#### WHAT THE TASK ASKS
All the entries need to be quoted exactly, apart from the pictures, which you should drop.

#### DATA PROVIDED
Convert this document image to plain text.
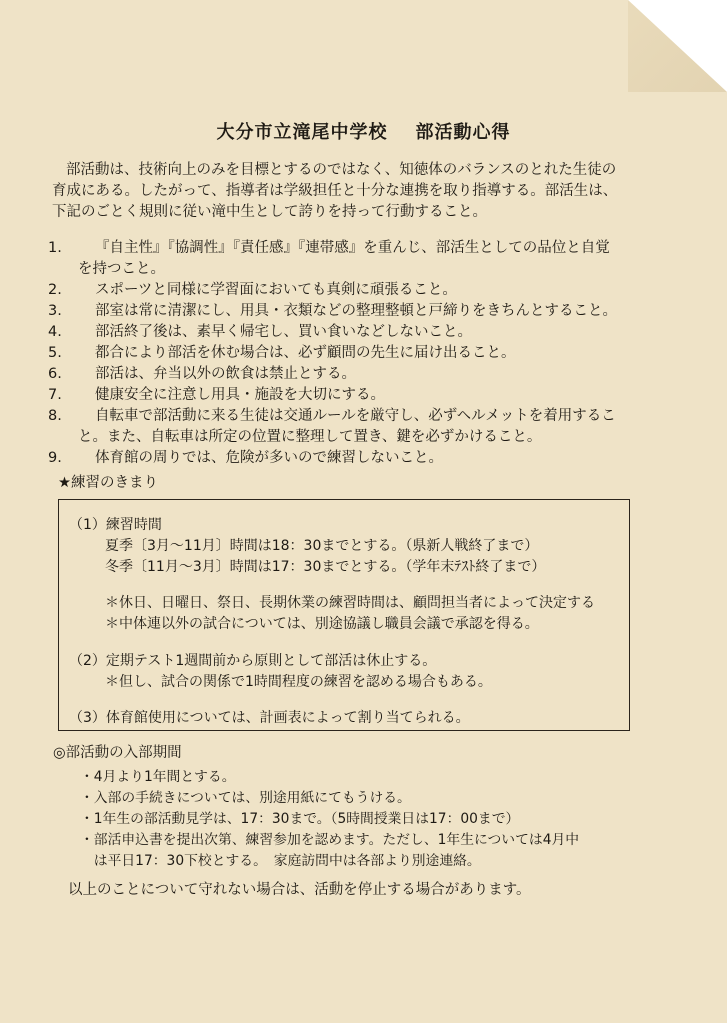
大分市立滝尾中学校 部活動心得
部活動は、技術向上のみを目標とするのではなく、知徳体のバランスのとれた生徒の
育成にある。したがって、指導者は学級担任と十分な連携を取り指導する。部活生は、
下記のごとく規則に従い滝中生として誇りを持って行動すること。
1.	『自主性』『協調性』『責任感』『連帯感』を重んじ、部活生としての品位と自覚
を持つこと。
2.	スポーツと同様に学習面においても真剣に頑張ること。
3.	部室は常に清潔にし、用具・衣類などの整理整頓と戸締りをきちんとすること。
4.	部活終了後は、素早く帰宅し、買い食いなどしないこと。
5.	都合により部活を休む場合は、必ず顧問の先生に届け出ること。
6.	部活は、弁当以外の飲食は禁止とする。
7.	健康安全に注意し用具・施設を大切にする。
8.	自転車で部活動に来る生徒は交通ルールを厳守し、必ずヘルメットを着用するこ
と。また、自転車は所定の位置に整理して置き、鍵を必ずかけること。
9.	体育館の周りでは、危険が多いので練習しないこと。
★練習のきまり
（1）練習時間
夏季〔3月〜11月〕時間は18：30までとする。（県新人戦終了まで）
冬季〔11月〜3月〕時間は17：30までとする。（学年末ﾃｽﾄ終了まで）
＊休日、日曜日、祭日、長期休業の練習時間は、顧問担当者によって決定する
＊中体連以外の試合については、別途協議し職員会議で承認を得る。
（2）定期テスト1週間前から原則として部活は休止する。
＊但し、試合の関係で1時間程度の練習を認める場合もある。
（3）体育館使用については、計画表によって割り当てられる。
◎部活動の入部期間
・4月より1年間とする。
・入部の手続きについては、別途用紙にてもうける。
・1年生の部活動見学は、17：30まで。（5時間授業日は17：00まで）
・部活申込書を提出次第、練習参加を認めます。ただし、1年生については4月中
　は平日17：30下校とする。　家庭訪問中は各部より別途連絡。
以上のことについて守れない場合は、活動を停止する場合があります。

#### ANSWER TO THE PROBLEM
Convert this document image to plain text.
大分市立滝尾中学校 部活動心得
部活動は、技術向上のみを目標とするのではなく、知徳体のバランスのとれた生徒の
育成にある。したがって、指導者は学級担任と十分な連携を取り指導する。部活生は、
下記のごとく規則に従い滝中生として誇りを持って行動すること。
1.	『自主性』『協調性』『責任感』『連帯感』を重んじ、部活生としての品位と自覚
を持つこと。
2.	スポーツと同様に学習面においても真剣に頑張ること。
3.	部室は常に清潔にし、用具・衣類などの整理整頓と戸締りをきちんとすること。
4.	部活終了後は、素早く帰宅し、買い食いなどしないこと。
5.	都合により部活を休む場合は、必ず顧問の先生に届け出ること。
6.	部活は、弁当以外の飲食は禁止とする。
7.	健康安全に注意し用具・施設を大切にする。
8.	自転車で部活動に来る生徒は交通ルールを厳守し、必ずヘルメットを着用するこ
と。また、自転車は所定の位置に整理して置き、鍵を必ずかけること。
9.	体育館の周りでは、危険が多いので練習しないこと。
★練習のきまり
（1）練習時間
夏季〔3月〜11月〕時間は18：30までとする。（県新人戦終了まで）
冬季〔11月〜3月〕時間は17：30までとする。（学年末ﾃｽﾄ終了まで）
＊休日、日曜日、祭日、長期休業の練習時間は、顧問担当者によって決定する
＊中体連以外の試合については、別途協議し職員会議で承認を得る。
（2）定期テスト1週間前から原則として部活は休止する。
＊但し、試合の関係で1時間程度の練習を認める場合もある。
（3）体育館使用については、計画表によって割り当てられる。
◎部活動の入部期間
・4月より1年間とする。
・入部の手続きについては、別途用紙にてもうける。
・1年生の部活動見学は、17：30まで。（5時間授業日は17：00まで）
・部活申込書を提出次第、練習参加を認めます。ただし、1年生については4月中
　は平日17：30下校とする。　家庭訪問中は各部より別途連絡。
以上のことについて守れない場合は、活動を停止する場合があります。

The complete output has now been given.